[Stored records]
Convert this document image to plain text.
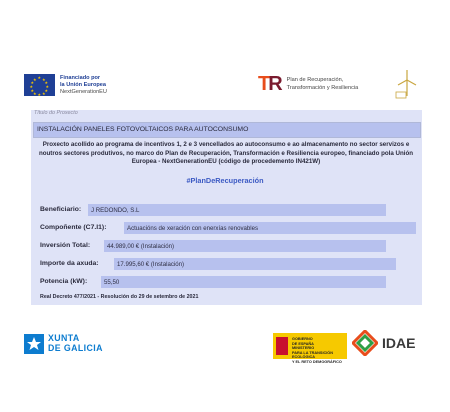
★ ★
★
★
★
★
★
★
★
★
★
★	Financiado por
la Unión Europea
NextGenerationEU	TR Plan de Recuperación,
Transformación y Resiliencia
Título do Proxecto
INSTALACIÓN PANELES FOTOVOLTAICOS PARA AUTOCONSUMO
Proxecto acollido ao programa de incentivos 1, 2 e 3 vencellados ao autoconsumo e ao almacenamento no sector servizos e noutros sectores produtivos, no marco do Plan de Recuperación, Transformación e Resiliencia europeo, financiado pola Unión Europea - NextGenerationEU (código de procedemento IN421W)
#PlanDeRecuperación
Beneficiario: J REDONDO, S.L
Compoñente (C7.I1):	Actuacións de xeración con enerxías renovables
Inversión Total:	44.989,00 € (Instalación)
Importe da axuda:	17.995,60 € (Instalación)
Potencia (kW):	55,50
Real Decreto 477/2021 - Resolución do 29 de setembro de 2021
XUNTA
DE GALICIA
GOBIERNO
DE ESPAÑA
MINISTERIO
PARA LA TRANSICIÓN ECOLÓGICA
Y EL RETO DEMOGRÁFICO
IDAE
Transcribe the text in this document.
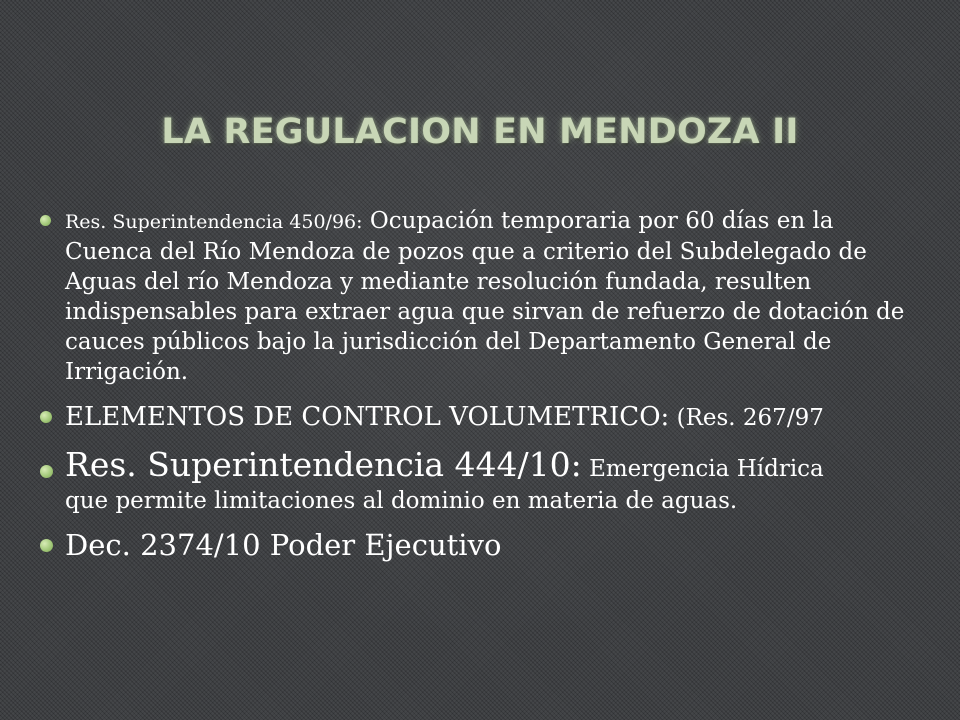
LA REGULACION EN MENDOZA II
Res. Superintendencia 450/96: Ocupación temporaria por 60 días en la Cuenca del Río Mendoza de pozos que a criterio del Subdelegado de Aguas del río Mendoza y mediante resolución fundada, resulten indispensables para extraer agua que sirvan de refuerzo de dotación de cauces públicos bajo la jurisdicción del Departamento General de Irrigación.
ELEMENTOS DE CONTROL VOLUMETRICO: (Res. 267/97
Res. Superintendencia 444/10: Emergencia Hídrica
que permite limitaciones al dominio en materia de aguas.
Dec. 2374/10 Poder Ejecutivo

**Instruction**.
Omit the pictures and reproduce the listing exactly.

**Exercise solution**.
Convert this document image to plain text.
★ ★
★
★
★
★
★
★
★
★
★
★	Financiado por
la Unión Europea
NextGenerationEU	TR Plan de Recuperación,
Transformación y Resiliencia
Título do Proxecto
INSTALACIÓN PANELES FOTOVOLTAICOS PARA AUTOCONSUMO
Proxecto acollido ao programa de incentivos 1, 2 e 3 vencellados ao autoconsumo e ao almacenamento no sector servizos e noutros sectores produtivos, no marco do Plan de Recuperación, Transformación e Resiliencia europeo, financiado pola Unión Europea - NextGenerationEU (código de procedemento IN421W)
#PlanDeRecuperación
Beneficiario: J REDONDO, S.L
Compoñente (C7.I1):	Actuacións de xeración con enerxías renovables
Inversión Total:	44.989,00 € (Instalación)
Importe da axuda:	17.995,60 € (Instalación)
Potencia (kW):	55,50
Real Decreto 477/2021 - Resolución do 29 de setembro de 2021
XUNTA
DE GALICIA
GOBIERNO
DE ESPAÑA
MINISTERIO
PARA LA TRANSICIÓN ECOLÓGICA
Y EL RETO DEMOGRÁFICO
IDAE
Transcribe the text in this document.
LA REGULACION EN MENDOZA II
Res. Superintendencia 450/96: Ocupación temporaria por 60 días en la Cuenca del Río Mendoza de pozos que a criterio del Subdelegado de Aguas del río Mendoza y mediante resolución fundada, resulten indispensables para extraer agua que sirvan de refuerzo de dotación de cauces públicos bajo la jurisdicción del Departamento General de Irrigación.
ELEMENTOS DE CONTROL VOLUMETRICO: (Res. 267/97
Res. Superintendencia 444/10: Emergencia Hídrica
que permite limitaciones al dominio en materia de aguas.
Dec. 2374/10 Poder Ejecutivo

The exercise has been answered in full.